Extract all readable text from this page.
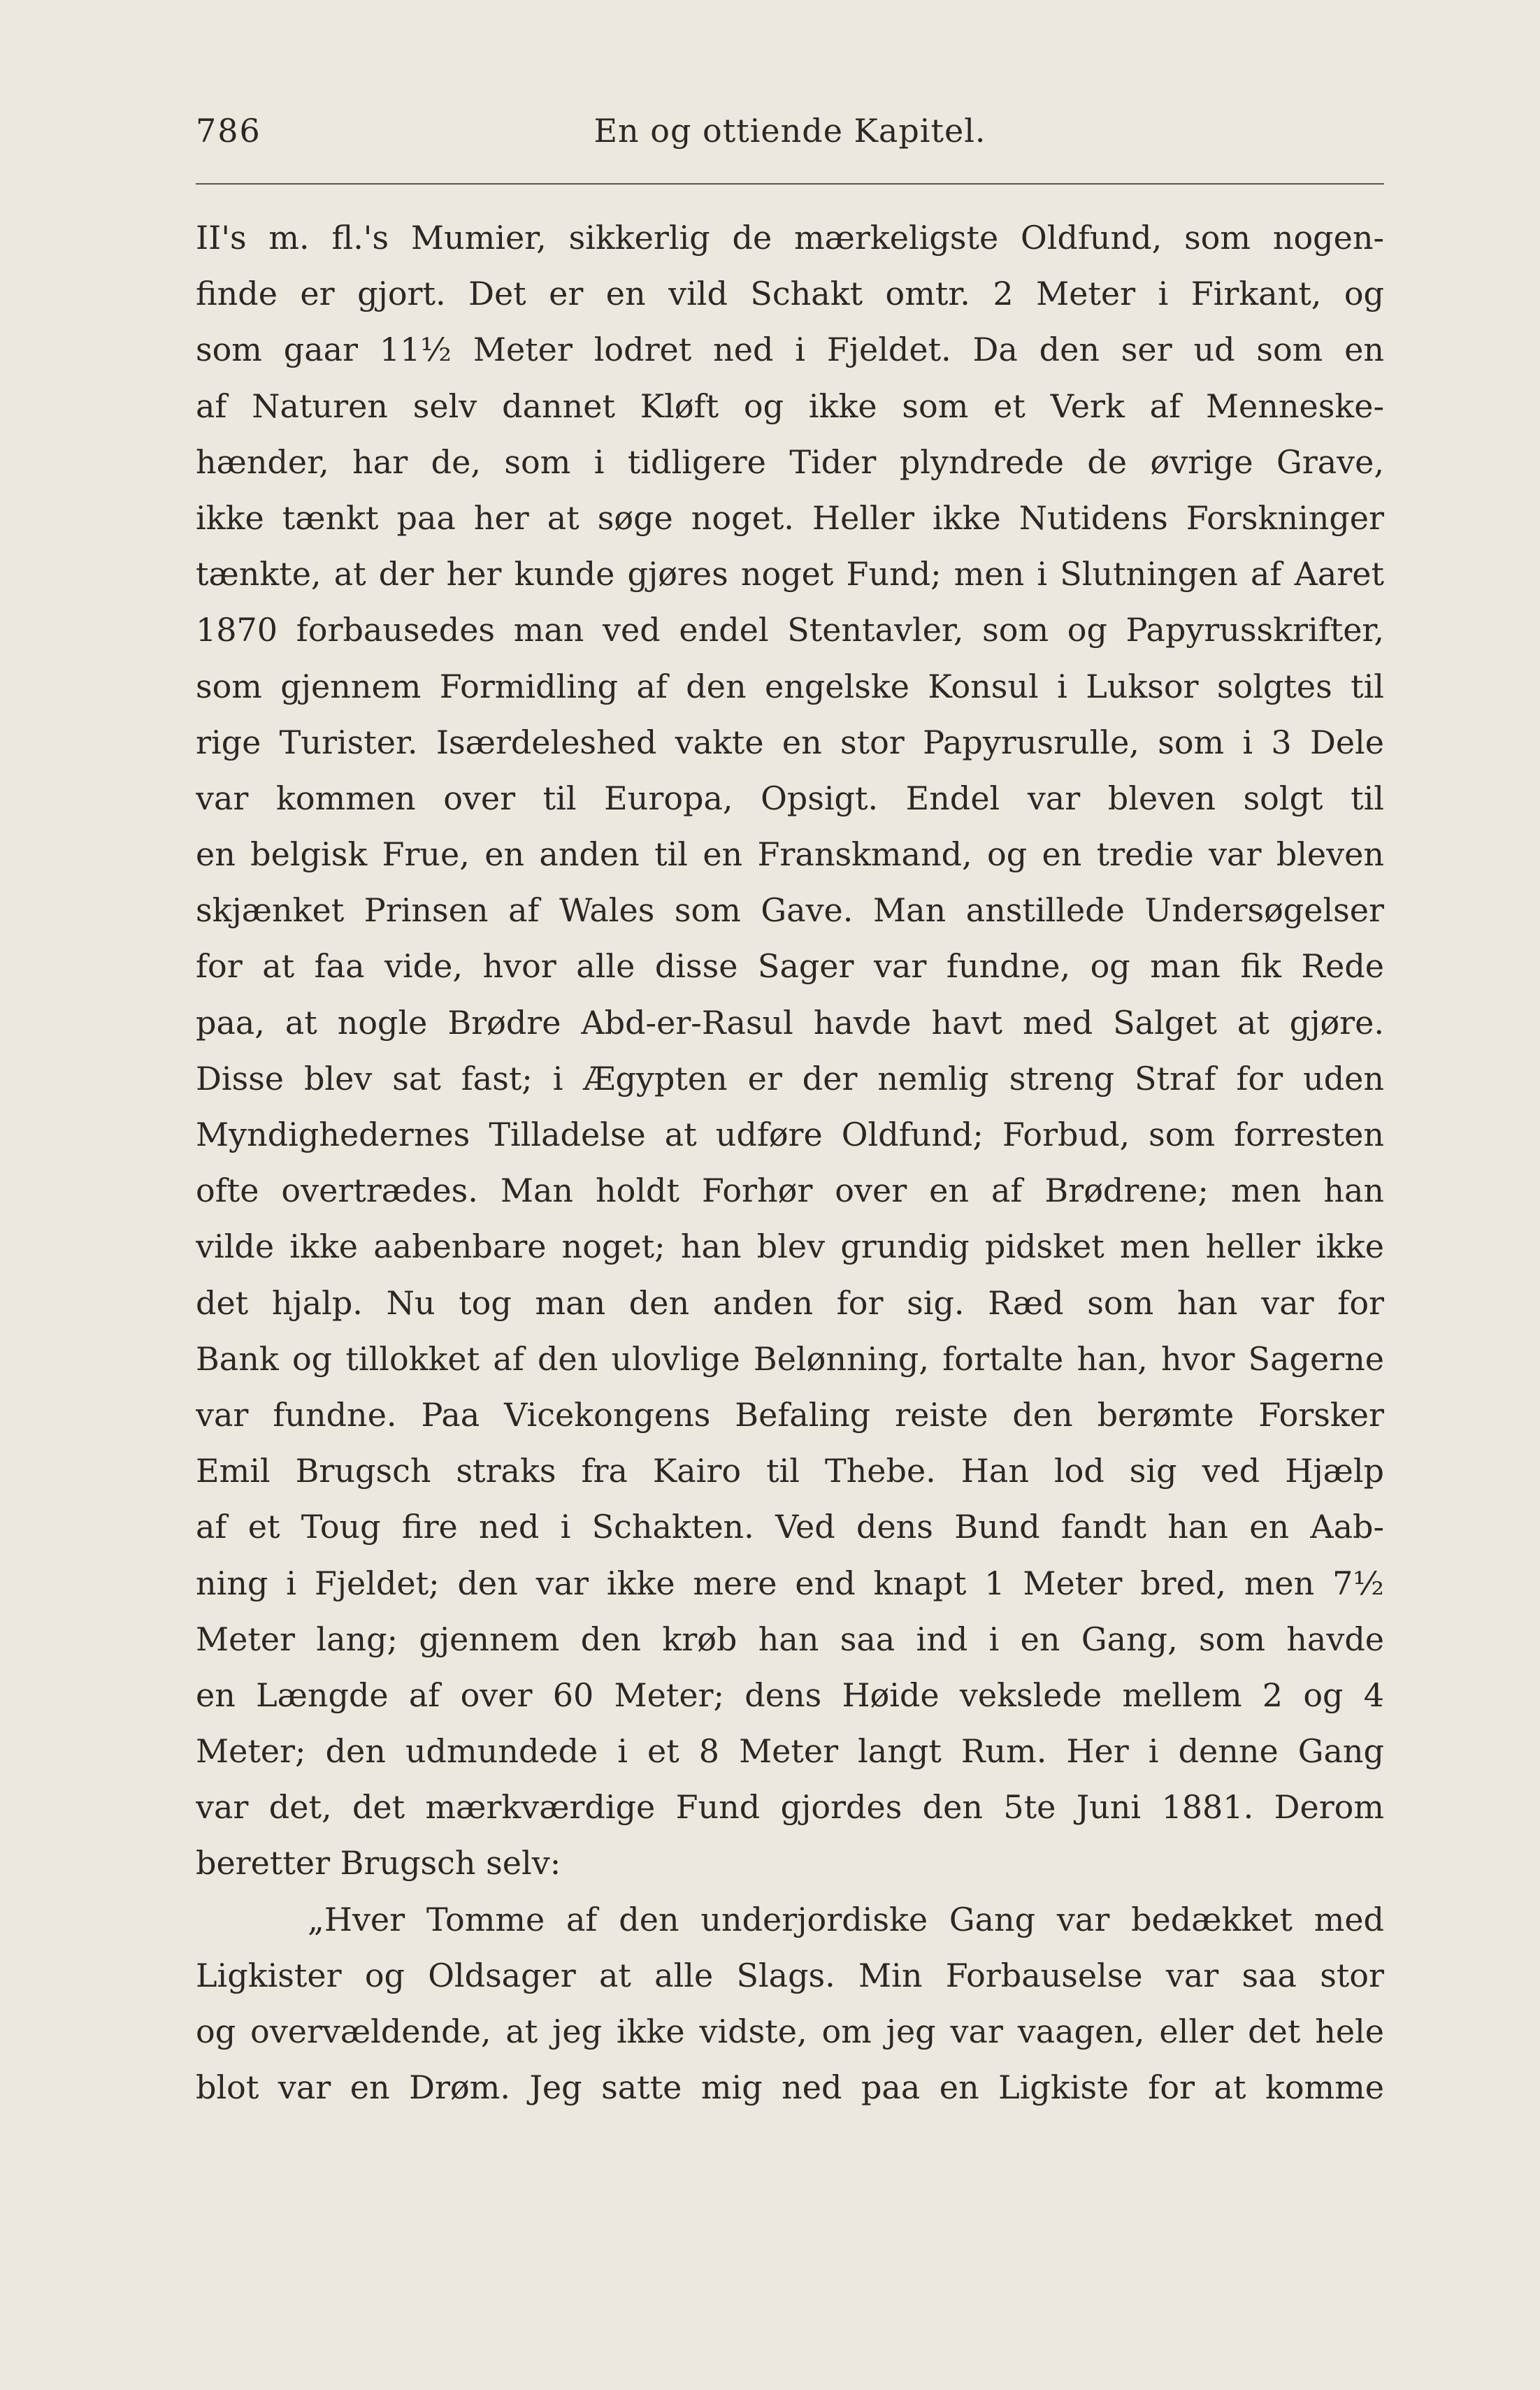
786	En og ottiende Kapitel.
II's m. fl.'s Mumier, sikkerlig de mærkeligste Oldfund, som nogen-
finde er gjort. Det er en vild Schakt omtr. 2 Meter i Firkant, og
som gaar 11½ Meter lodret ned i Fjeldet. Da den ser ud som en
af Naturen selv dannet Kløft og ikke som et Verk af Menneske-
hænder, har de, som i tidligere Tider plyndrede de øvrige Grave,
ikke tænkt paa her at søge noget. Heller ikke Nutidens Forskninger
tænkte, at der her kunde gjøres noget Fund; men i Slutningen af Aaret
1870 forbausedes man ved endel Stentavler, som og Papyrusskrifter,
som gjennem Formidling af den engelske Konsul i Luksor solgtes til
rige Turister. Isærdeleshed vakte en stor Papyrusrulle, som i 3 Dele
var kommen over til Europa, Opsigt. Endel var bleven solgt til
en belgisk Frue, en anden til en Franskmand, og en tredie var bleven
skjænket Prinsen af Wales som Gave. Man anstillede Undersøgelser
for at faa vide, hvor alle disse Sager var fundne, og man fik Rede
paa, at nogle Brødre Abd-er-Rasul havde havt med Salget at gjøre.
Disse blev sat fast; i Ægypten er der nemlig streng Straf for uden
Myndighedernes Tilladelse at udføre Oldfund; Forbud, som forresten
ofte overtrædes. Man holdt Forhør over en af Brødrene; men han
vilde ikke aabenbare noget; han blev grundig pidsket men heller ikke
det hjalp. Nu tog man den anden for sig. Ræd som han var for
Bank og tillokket af den ulovlige Belønning, fortalte han, hvor Sagerne
var fundne. Paa Vicekongens Befaling reiste den berømte Forsker
Emil Brugsch straks fra Kairo til Thebe. Han lod sig ved Hjælp
af et Toug fire ned i Schakten. Ved dens Bund fandt han en Aab-
ning i Fjeldet; den var ikke mere end knapt 1 Meter bred, men 7½
Meter lang; gjennem den krøb han saa ind i en Gang, som havde
en Længde af over 60 Meter; dens Høide vekslede mellem 2 og 4
Meter; den udmundede i et 8 Meter langt Rum. Her i denne Gang
var det, det mærkværdige Fund gjordes den 5te Juni 1881. Derom
beretter Brugsch selv:
„Hver Tomme af den underjordiske Gang var bedækket med
Ligkister og Oldsager at alle Slags. Min Forbauselse var saa stor
og overvældende, at jeg ikke vidste, om jeg var vaagen, eller det hele
blot var en Drøm. Jeg satte mig ned paa en Ligkiste for at komme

----------------------------------------

_REQUIRED WORK_: Except for the pictures, print the data above exactly.

_OUTPUT FOR THIS EXERCISE_:
Extract all readable text from this page.
786	En og ottiende Kapitel.
II's m. fl.'s Mumier, sikkerlig de mærkeligste Oldfund, som nogen-
finde er gjort. Det er en vild Schakt omtr. 2 Meter i Firkant, og
som gaar 11½ Meter lodret ned i Fjeldet. Da den ser ud som en
af Naturen selv dannet Kløft og ikke som et Verk af Menneske-
hænder, har de, som i tidligere Tider plyndrede de øvrige Grave,
ikke tænkt paa her at søge noget. Heller ikke Nutidens Forskninger
tænkte, at der her kunde gjøres noget Fund; men i Slutningen af Aaret
1870 forbausedes man ved endel Stentavler, som og Papyrusskrifter,
som gjennem Formidling af den engelske Konsul i Luksor solgtes til
rige Turister. Isærdeleshed vakte en stor Papyrusrulle, som i 3 Dele
var kommen over til Europa, Opsigt. Endel var bleven solgt til
en belgisk Frue, en anden til en Franskmand, og en tredie var bleven
skjænket Prinsen af Wales som Gave. Man anstillede Undersøgelser
for at faa vide, hvor alle disse Sager var fundne, og man fik Rede
paa, at nogle Brødre Abd-er-Rasul havde havt med Salget at gjøre.
Disse blev sat fast; i Ægypten er der nemlig streng Straf for uden
Myndighedernes Tilladelse at udføre Oldfund; Forbud, som forresten
ofte overtrædes. Man holdt Forhør over en af Brødrene; men han
vilde ikke aabenbare noget; han blev grundig pidsket men heller ikke
det hjalp. Nu tog man den anden for sig. Ræd som han var for
Bank og tillokket af den ulovlige Belønning, fortalte han, hvor Sagerne
var fundne. Paa Vicekongens Befaling reiste den berømte Forsker
Emil Brugsch straks fra Kairo til Thebe. Han lod sig ved Hjælp
af et Toug fire ned i Schakten. Ved dens Bund fandt han en Aab-
ning i Fjeldet; den var ikke mere end knapt 1 Meter bred, men 7½
Meter lang; gjennem den krøb han saa ind i en Gang, som havde
en Længde af over 60 Meter; dens Høide vekslede mellem 2 og 4
Meter; den udmundede i et 8 Meter langt Rum. Her i denne Gang
var det, det mærkværdige Fund gjordes den 5te Juni 1881. Derom
beretter Brugsch selv:
„Hver Tomme af den underjordiske Gang var bedækket med
Ligkister og Oldsager at alle Slags. Min Forbauselse var saa stor
og overvældende, at jeg ikke vidste, om jeg var vaagen, eller det hele
blot var en Drøm. Jeg satte mig ned paa en Ligkiste for at komme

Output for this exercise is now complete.